───── Текст для чтения

Во-первых, эволюционный отбор высеивал лучшие и уничтожал худшие с точки зрения их жизнеспособности. Таким образом, вырабатывались общие механизмы и качества. Отбор и эволюция так или иначе сближали (в самых разных аспектах этого слова) человечество. А роль отбора и эволюции потенциально запускалась, как только начиналась собственно история, то есть движение и развитие (заселение, переселение, перемешивание, войны, демографическое давление и демографический вакуум и т. п.). Из сказанного следует важный вывод о том, что для каждого периода следует установить меру и масштаб человеческой интеграции, чтобы не впасть в крайности.

Во-вторых, между группами обществ существовали генетические и родственные связи, порой достаточно прочные, а на базе такой близости формировались и промежуточные уровни сближения человечества (региональный, цивилизационный, крупные империи и т. п.).

В-третьих, это сходство системное. Оно особенно важно в плане социологии истории. Но в плане реакций на определенные явления, возможностей роста оно весьма важно и для теории исторического процесса.

В-четвертых, это сходство самих людей и их потенциальных качеств. Однако они раскрываются только в определенных условиях, что является одной из причин неравномерности развития.

В-пятых, это сходство, связанное с контактами, а следовательно, заимствованием или навязыванием, интеграцией и прочим, что в последние столетия становится все более важным.

В-шестых, другие.

Итак, сходства в биопсихических качествах людей и их потребность объединяться в коллективы дают нам возможность сравнивать эти коллективы (как контактирующие, так и неконтактирующие), чтобы определить спектр общего и различного. Кибернетические и синергетические свойства обществ как систем показывают нам сходство в их реакциях на различные явления (внешнюю угрозу, кризисы и прочее). Их генетические связи позволяют выделять группы обществ (что в теоретическом плане важно как промежуточные уровни). Наконец, контакты и борьба обществ рождают исторический отбор и эволюционный путь развития, не принадлежащий ни одному конкретно обществу, но только их группам и всему человечеству. А в целом мировое движение к интеграции, собственно, и дает основание говорить об историческом процессе.

Теперь мы можем яснее обосновать, почему принципы исследования исторического развития человечества прямо не приложимы к истории любого общества и, следовательно, почему необходимо разделять в теории эти явления как существенно различные.

──────────

* Задание a *
Перепишите строки ниже, всё от строки с «222, 291, 283]» до строки с «Segment this screenshot: for» включительно, заменив «cavity» на «hole» и ничего больше не меняя.

───── Извлечённые данные

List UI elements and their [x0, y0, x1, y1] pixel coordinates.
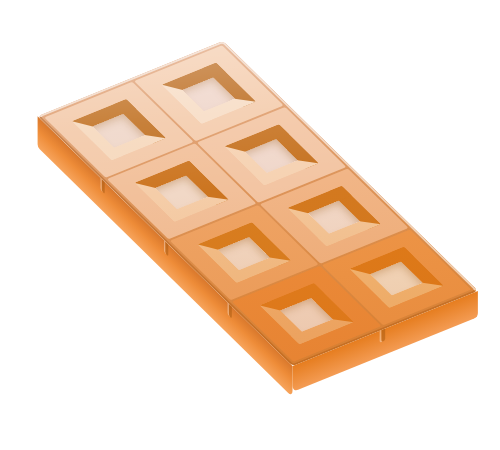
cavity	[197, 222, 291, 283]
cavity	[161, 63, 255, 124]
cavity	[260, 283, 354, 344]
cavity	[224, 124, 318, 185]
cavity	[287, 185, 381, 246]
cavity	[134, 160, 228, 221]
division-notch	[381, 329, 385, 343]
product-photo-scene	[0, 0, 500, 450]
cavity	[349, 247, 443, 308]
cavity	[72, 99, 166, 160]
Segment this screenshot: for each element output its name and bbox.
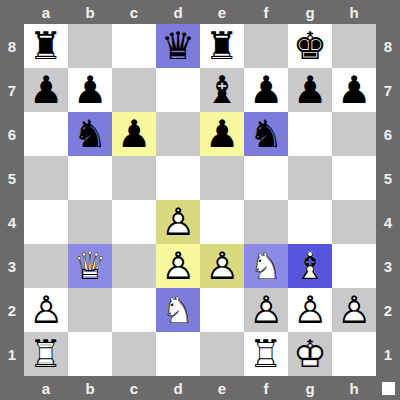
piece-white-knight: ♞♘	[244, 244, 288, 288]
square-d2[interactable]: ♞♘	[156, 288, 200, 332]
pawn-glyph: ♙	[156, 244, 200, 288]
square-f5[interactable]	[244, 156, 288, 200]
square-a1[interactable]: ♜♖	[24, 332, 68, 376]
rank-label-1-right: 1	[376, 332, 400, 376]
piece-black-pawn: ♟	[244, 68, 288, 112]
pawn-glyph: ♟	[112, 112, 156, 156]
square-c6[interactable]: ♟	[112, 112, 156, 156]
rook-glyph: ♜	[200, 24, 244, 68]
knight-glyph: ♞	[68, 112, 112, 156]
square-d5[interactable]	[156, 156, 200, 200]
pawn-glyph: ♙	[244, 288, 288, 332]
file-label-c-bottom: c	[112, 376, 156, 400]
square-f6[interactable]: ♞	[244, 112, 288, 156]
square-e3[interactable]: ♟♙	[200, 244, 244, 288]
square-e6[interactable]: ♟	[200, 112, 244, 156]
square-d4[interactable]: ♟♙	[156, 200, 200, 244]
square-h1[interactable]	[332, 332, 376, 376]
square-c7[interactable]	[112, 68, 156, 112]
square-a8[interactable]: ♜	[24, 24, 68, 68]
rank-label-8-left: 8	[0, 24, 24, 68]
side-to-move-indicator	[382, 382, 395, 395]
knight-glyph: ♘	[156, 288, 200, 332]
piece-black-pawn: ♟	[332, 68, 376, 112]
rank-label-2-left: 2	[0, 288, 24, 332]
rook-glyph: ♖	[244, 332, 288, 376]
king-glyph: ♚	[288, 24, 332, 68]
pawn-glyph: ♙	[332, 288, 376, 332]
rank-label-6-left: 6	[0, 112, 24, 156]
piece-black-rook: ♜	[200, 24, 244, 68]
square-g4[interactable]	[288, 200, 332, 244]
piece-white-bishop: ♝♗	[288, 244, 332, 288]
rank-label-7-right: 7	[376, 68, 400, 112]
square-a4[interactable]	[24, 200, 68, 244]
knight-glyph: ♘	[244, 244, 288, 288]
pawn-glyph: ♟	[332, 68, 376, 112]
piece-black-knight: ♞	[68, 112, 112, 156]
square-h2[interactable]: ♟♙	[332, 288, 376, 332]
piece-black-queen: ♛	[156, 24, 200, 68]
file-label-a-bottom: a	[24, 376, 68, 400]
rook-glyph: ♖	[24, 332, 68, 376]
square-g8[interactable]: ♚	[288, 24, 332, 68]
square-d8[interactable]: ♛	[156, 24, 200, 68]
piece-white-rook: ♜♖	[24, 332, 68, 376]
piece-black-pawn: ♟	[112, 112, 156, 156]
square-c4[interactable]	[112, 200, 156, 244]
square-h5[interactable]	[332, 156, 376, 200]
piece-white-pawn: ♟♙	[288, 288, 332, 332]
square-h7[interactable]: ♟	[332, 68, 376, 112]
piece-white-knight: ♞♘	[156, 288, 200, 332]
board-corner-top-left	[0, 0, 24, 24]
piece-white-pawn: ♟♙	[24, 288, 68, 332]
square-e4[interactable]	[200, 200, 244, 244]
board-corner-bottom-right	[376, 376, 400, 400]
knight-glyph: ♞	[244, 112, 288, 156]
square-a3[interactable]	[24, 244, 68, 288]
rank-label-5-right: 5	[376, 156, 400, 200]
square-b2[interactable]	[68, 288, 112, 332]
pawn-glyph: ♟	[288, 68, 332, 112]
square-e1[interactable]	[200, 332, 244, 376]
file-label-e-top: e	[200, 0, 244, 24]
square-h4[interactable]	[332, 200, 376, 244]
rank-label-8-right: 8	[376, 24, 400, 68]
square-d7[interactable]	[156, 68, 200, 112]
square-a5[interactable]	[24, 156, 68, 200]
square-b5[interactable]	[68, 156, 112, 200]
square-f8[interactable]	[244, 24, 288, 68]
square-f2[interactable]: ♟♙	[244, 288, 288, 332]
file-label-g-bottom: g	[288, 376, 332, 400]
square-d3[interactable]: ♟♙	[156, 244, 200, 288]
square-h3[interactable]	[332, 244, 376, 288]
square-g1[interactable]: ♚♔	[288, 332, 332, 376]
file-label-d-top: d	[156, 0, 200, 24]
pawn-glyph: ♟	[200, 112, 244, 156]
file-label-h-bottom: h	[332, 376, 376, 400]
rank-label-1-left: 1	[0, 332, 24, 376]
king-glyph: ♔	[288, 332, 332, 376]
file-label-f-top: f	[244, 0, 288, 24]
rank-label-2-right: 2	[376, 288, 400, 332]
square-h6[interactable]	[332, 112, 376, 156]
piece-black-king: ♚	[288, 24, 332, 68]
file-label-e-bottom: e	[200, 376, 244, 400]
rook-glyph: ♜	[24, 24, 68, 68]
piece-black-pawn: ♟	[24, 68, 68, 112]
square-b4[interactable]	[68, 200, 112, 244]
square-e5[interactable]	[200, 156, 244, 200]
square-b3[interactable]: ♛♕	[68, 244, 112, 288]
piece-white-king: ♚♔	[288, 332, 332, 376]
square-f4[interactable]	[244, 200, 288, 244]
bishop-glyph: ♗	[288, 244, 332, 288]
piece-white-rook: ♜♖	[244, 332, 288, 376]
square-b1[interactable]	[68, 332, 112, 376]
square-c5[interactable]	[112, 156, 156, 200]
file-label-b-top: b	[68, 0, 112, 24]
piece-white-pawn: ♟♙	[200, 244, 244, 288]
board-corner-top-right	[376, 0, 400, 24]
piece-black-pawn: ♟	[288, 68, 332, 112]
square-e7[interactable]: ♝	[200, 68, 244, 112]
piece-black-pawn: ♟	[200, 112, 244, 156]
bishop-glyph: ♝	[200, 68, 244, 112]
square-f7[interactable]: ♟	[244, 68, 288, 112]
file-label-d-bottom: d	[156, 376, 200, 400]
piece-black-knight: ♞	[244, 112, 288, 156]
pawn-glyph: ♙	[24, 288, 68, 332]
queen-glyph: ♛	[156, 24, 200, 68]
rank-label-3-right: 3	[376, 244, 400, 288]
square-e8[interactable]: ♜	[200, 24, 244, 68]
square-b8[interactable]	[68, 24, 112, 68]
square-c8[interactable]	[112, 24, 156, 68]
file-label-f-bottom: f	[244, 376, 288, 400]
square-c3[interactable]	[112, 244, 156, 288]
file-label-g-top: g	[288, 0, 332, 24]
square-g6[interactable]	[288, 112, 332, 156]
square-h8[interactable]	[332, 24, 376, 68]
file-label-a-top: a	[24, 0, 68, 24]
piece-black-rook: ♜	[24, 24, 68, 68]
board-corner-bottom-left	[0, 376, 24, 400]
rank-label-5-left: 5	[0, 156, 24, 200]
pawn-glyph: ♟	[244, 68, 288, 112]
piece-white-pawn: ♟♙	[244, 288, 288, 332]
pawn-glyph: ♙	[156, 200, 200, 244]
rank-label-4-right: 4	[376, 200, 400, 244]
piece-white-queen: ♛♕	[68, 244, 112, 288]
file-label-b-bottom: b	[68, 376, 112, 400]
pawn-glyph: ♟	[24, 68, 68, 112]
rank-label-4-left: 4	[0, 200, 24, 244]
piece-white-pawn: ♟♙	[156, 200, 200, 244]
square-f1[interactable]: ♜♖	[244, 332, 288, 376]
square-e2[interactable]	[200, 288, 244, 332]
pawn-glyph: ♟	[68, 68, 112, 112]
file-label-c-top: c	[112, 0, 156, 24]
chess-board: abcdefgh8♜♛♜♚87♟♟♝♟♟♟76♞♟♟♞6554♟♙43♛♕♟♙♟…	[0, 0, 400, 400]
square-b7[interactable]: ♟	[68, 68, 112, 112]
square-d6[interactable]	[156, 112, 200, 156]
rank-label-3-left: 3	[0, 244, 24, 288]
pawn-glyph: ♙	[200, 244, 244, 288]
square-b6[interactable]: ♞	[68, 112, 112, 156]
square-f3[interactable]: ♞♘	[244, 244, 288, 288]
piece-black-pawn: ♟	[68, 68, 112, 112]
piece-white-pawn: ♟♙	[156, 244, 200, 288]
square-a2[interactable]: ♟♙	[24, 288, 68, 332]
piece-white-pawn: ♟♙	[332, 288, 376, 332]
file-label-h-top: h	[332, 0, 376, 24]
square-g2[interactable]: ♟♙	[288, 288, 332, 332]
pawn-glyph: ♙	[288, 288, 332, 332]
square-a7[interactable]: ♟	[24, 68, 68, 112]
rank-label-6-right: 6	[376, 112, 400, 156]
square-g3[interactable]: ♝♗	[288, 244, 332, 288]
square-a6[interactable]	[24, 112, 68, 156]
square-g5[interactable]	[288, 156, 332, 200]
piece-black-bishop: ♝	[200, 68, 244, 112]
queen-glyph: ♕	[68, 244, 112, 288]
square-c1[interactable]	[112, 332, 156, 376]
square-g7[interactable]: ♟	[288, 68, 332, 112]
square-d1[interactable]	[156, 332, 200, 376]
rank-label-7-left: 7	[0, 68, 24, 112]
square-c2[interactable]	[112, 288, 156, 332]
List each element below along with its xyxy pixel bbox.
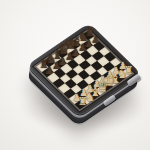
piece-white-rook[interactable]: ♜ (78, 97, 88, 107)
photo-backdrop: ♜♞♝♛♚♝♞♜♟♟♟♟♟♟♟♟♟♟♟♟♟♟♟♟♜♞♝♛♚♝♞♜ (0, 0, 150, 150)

──────────

* Задание b *
Что, согласно тексту об историческом процессе, дает нам возможность сравнивать коллективы людей?

* Полный ответ a *
hole	[197, 222, 291, 283]
hole	[161, 63, 255, 124]
hole	[260, 283, 354, 344]
hole	[224, 124, 318, 185]
hole	[287, 185, 381, 246]
hole	[134, 160, 228, 221]
division-notch	[381, 329, 385, 343]
product-photo-scene	[0, 0, 500, 450]
hole	[349, 247, 443, 308]
hole	[72, 99, 166, 160]
Segment this screenshot: for each element output its name and bbox.

* Полный ответ b *
Сходства в биопсихических качествах людей и их потребность объединяться в коллективы.